* **Prompt**:
Return all of the data exactly as given.

Dataset items
— start —

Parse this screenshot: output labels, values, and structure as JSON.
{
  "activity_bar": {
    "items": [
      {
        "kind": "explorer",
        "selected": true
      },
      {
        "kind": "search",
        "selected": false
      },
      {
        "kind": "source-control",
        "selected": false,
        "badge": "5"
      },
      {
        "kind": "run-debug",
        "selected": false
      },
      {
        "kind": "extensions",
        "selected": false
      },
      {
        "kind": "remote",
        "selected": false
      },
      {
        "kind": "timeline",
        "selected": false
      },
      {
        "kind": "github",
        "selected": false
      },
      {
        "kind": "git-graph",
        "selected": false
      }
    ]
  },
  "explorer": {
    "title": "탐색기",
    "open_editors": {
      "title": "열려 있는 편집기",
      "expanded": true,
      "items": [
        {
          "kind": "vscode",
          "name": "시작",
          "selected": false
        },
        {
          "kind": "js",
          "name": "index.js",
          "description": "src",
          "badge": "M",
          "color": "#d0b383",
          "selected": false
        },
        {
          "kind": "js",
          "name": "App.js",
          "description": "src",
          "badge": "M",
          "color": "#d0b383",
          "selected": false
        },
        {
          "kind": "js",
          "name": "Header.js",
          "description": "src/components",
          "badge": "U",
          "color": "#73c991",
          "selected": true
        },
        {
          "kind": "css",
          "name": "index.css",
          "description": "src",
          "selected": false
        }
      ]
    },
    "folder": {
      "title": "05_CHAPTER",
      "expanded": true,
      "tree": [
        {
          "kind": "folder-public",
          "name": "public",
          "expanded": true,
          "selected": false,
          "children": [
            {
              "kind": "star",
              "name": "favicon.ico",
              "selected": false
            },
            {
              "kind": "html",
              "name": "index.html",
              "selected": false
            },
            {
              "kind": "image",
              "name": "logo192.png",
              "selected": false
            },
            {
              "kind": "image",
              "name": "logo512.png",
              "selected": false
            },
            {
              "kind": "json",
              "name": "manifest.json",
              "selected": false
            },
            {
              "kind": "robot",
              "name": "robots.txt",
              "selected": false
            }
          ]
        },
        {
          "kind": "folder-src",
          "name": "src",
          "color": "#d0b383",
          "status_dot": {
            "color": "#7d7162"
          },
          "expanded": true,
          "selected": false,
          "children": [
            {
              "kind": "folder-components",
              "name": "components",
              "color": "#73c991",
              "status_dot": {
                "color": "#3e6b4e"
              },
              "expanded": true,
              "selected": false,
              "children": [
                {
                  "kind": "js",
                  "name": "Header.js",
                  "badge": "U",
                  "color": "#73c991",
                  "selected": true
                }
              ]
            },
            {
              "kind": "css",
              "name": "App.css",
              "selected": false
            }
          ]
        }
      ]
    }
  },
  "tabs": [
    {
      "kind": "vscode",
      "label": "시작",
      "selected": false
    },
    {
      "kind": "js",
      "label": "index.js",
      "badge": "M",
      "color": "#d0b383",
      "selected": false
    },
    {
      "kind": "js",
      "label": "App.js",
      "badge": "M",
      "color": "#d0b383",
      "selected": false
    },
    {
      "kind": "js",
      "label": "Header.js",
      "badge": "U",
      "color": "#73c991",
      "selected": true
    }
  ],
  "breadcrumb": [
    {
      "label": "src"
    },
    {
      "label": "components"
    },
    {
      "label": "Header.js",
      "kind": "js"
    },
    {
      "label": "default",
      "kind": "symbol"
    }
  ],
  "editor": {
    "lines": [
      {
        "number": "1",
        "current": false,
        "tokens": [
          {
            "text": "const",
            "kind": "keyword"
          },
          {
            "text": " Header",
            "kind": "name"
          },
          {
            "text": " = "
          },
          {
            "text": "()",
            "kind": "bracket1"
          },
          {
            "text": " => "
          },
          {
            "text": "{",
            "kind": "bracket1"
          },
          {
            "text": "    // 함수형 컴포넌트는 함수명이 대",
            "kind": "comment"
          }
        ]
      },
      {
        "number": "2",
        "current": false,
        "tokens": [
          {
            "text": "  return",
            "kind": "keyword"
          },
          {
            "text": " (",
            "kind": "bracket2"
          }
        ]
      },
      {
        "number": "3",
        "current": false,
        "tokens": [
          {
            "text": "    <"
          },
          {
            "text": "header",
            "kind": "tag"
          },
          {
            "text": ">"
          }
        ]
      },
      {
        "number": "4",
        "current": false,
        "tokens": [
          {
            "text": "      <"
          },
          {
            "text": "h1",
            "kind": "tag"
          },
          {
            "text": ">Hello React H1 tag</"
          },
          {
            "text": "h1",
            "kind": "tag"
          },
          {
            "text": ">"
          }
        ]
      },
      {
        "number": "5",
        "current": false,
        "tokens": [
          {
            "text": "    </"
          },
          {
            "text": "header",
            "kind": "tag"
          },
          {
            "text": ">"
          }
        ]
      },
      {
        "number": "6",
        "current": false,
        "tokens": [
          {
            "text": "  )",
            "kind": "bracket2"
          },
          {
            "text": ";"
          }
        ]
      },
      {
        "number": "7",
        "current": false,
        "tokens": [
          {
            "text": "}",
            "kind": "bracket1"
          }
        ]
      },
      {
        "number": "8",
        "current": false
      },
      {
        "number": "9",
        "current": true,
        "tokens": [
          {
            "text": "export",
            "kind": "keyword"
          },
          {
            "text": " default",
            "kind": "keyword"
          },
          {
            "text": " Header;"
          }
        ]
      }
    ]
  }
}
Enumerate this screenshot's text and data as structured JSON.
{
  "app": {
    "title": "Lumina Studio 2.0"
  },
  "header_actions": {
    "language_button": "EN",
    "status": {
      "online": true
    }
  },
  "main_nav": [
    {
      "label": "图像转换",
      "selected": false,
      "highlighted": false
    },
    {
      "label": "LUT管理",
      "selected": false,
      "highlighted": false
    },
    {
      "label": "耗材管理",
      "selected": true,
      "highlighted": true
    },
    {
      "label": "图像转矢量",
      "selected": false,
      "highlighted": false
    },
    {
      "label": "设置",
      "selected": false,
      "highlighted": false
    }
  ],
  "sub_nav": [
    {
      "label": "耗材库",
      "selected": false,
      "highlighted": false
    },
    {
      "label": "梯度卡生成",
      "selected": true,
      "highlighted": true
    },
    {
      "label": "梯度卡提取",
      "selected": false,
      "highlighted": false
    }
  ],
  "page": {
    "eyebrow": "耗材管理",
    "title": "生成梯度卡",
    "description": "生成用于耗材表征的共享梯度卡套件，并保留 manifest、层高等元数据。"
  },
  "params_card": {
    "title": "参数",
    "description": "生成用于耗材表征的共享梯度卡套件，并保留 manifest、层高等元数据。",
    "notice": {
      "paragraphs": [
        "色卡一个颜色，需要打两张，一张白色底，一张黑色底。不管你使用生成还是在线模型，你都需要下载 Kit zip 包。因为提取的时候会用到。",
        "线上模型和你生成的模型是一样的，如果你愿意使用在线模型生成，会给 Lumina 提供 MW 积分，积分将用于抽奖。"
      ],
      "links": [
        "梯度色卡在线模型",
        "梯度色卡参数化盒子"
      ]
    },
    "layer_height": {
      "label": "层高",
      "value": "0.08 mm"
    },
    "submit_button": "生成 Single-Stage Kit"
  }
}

— end —

* **Task answer**:
Parse this screenshot: output labels, values, and structure as JSON.
{
  "activity_bar": {
    "items": [
      {
        "kind": "explorer",
        "selected": true
      },
      {
        "kind": "search",
        "selected": false
      },
      {
        "kind": "source-control",
        "selected": false,
        "badge": "5"
      },
      {
        "kind": "run-debug",
        "selected": false
      },
      {
        "kind": "extensions",
        "selected": false
      },
      {
        "kind": "remote",
        "selected": false
      },
      {
        "kind": "timeline",
        "selected": false
      },
      {
        "kind": "github",
        "selected": false
      },
      {
        "kind": "git-graph",
        "selected": false
      }
    ]
  },
  "explorer": {
    "title": "탐색기",
    "open_editors": {
      "title": "열려 있는 편집기",
      "expanded": true,
      "items": [
        {
          "kind": "vscode",
          "name": "시작",
          "selected": false
        },
        {
          "kind": "js",
          "name": "index.js",
          "description": "src",
          "badge": "M",
          "color": "#d0b383",
          "selected": false
        },
        {
          "kind": "js",
          "name": "App.js",
          "description": "src",
          "badge": "M",
          "color": "#d0b383",
          "selected": false
        },
        {
          "kind": "js",
          "name": "Header.js",
          "description": "src/components",
          "badge": "U",
          "color": "#73c991",
          "selected": true
        },
        {
          "kind": "css",
          "name": "index.css",
          "description": "src",
          "selected": false
        }
      ]
    },
    "folder": {
      "title": "05_CHAPTER",
      "expanded": true,
      "tree": [
        {
          "kind": "folder-public",
          "name": "public",
          "expanded": true,
          "selected": false,
          "children": [
            {
              "kind": "star",
              "name": "favicon.ico",
              "selected": false
            },
            {
              "kind": "html",
              "name": "index.html",
              "selected": false
            },
            {
              "kind": "image",
              "name": "logo192.png",
              "selected": false
            },
            {
              "kind": "image",
              "name": "logo512.png",
              "selected": false
            },
            {
              "kind": "json",
              "name": "manifest.json",
              "selected": false
            },
            {
              "kind": "robot",
              "name": "robots.txt",
              "selected": false
            }
          ]
        },
        {
          "kind": "folder-src",
          "name": "src",
          "color": "#d0b383",
          "status_dot": {
            "color": "#7d7162"
          },
          "expanded": true,
          "selected": false,
          "children": [
            {
              "kind": "folder-components",
              "name": "components",
              "color": "#73c991",
              "status_dot": {
                "color": "#3e6b4e"
              },
              "expanded": true,
              "selected": false,
              "children": [
                {
                  "kind": "js",
                  "name": "Header.js",
                  "badge": "U",
                  "color": "#73c991",
                  "selected": true
                }
              ]
            },
            {
              "kind": "css",
              "name": "App.css",
              "selected": false
            }
          ]
        }
      ]
    }
  },
  "tabs": [
    {
      "kind": "vscode",
      "label": "시작",
      "selected": false
    },
    {
      "kind": "js",
      "label": "index.js",
      "badge": "M",
      "color": "#d0b383",
      "selected": false
    },
    {
      "kind": "js",
      "label": "App.js",
      "badge": "M",
      "color": "#d0b383",
      "selected": false
    },
    {
      "kind": "js",
      "label": "Header.js",
      "badge": "U",
      "color": "#73c991",
      "selected": true
    }
  ],
  "breadcrumb": [
    {
      "label": "src"
    },
    {
      "label": "components"
    },
    {
      "label": "Header.js",
      "kind": "js"
    },
    {
      "label": "default",
      "kind": "symbol"
    }
  ],
  "editor": {
    "lines": [
      {
        "number": "1",
        "current": false,
        "tokens": [
          {
            "text": "const",
            "kind": "keyword"
          },
          {
            "text": " Header",
            "kind": "name"
          },
          {
            "text": " = "
          },
          {
            "text": "()",
            "kind": "bracket1"
          },
          {
            "text": " => "
          },
          {
            "text": "{",
            "kind": "bracket1"
          },
          {
            "text": "    // 함수형 컴포넌트는 함수명이 대",
            "kind": "comment"
          }
        ]
      },
      {
        "number": "2",
        "current": false,
        "tokens": [
          {
            "text": "  return",
            "kind": "keyword"
          },
          {
            "text": " (",
            "kind": "bracket2"
          }
        ]
      },
      {
        "number": "3",
        "current": false,
        "tokens": [
          {
            "text": "    <"
          },
          {
            "text": "header",
            "kind": "tag"
          },
          {
            "text": ">"
          }
        ]
      },
      {
        "number": "4",
        "current": false,
        "tokens": [
          {
            "text": "      <"
          },
          {
            "text": "h1",
            "kind": "tag"
          },
          {
            "text": ">Hello React H1 tag</"
          },
          {
            "text": "h1",
            "kind": "tag"
          },
          {
            "text": ">"
          }
        ]
      },
      {
        "number": "5",
        "current": false,
        "tokens": [
          {
            "text": "    </"
          },
          {
            "text": "header",
            "kind": "tag"
          },
          {
            "text": ">"
          }
        ]
      },
      {
        "number": "6",
        "current": false,
        "tokens": [
          {
            "text": "  )",
            "kind": "bracket2"
          },
          {
            "text": ";"
          }
        ]
      },
      {
        "number": "7",
        "current": false,
        "tokens": [
          {
            "text": "}",
            "kind": "bracket1"
          }
        ]
      },
      {
        "number": "8",
        "current": false
      },
      {
        "number": "9",
        "current": true,
        "tokens": [
          {
            "text": "export",
            "kind": "keyword"
          },
          {
            "text": " default",
            "kind": "keyword"
          },
          {
            "text": " Header;"
          }
        ]
      }
    ]
  }
}
Enumerate this screenshot's text and data as structured JSON.
{
  "app": {
    "title": "Lumina Studio 2.0"
  },
  "header_actions": {
    "language_button": "EN",
    "status": {
      "online": true
    }
  },
  "main_nav": [
    {
      "label": "图像转换",
      "selected": false,
      "highlighted": false
    },
    {
      "label": "LUT管理",
      "selected": false,
      "highlighted": false
    },
    {
      "label": "耗材管理",
      "selected": true,
      "highlighted": true
    },
    {
      "label": "图像转矢量",
      "selected": false,
      "highlighted": false
    },
    {
      "label": "设置",
      "selected": false,
      "highlighted": false
    }
  ],
  "sub_nav": [
    {
      "label": "耗材库",
      "selected": false,
      "highlighted": false
    },
    {
      "label": "梯度卡生成",
      "selected": true,
      "highlighted": true
    },
    {
      "label": "梯度卡提取",
      "selected": false,
      "highlighted": false
    }
  ],
  "page": {
    "eyebrow": "耗材管理",
    "title": "生成梯度卡",
    "description": "生成用于耗材表征的共享梯度卡套件，并保留 manifest、层高等元数据。"
  },
  "params_card": {
    "title": "参数",
    "description": "生成用于耗材表征的共享梯度卡套件，并保留 manifest、层高等元数据。",
    "notice": {
      "paragraphs": [
        "色卡一个颜色，需要打两张，一张白色底，一张黑色底。不管你使用生成还是在线模型，你都需要下载 Kit zip 包。因为提取的时候会用到。",
        "线上模型和你生成的模型是一样的，如果你愿意使用在线模型生成，会给 Lumina 提供 MW 积分，积分将用于抽奖。"
      ],
      "links": [
        "梯度色卡在线模型",
        "梯度色卡参数化盒子"
      ]
    },
    "layer_height": {
      "label": "层高",
      "value": "0.08 mm"
    },
    "submit_button": "生成 Single-Stage Kit"
  }
}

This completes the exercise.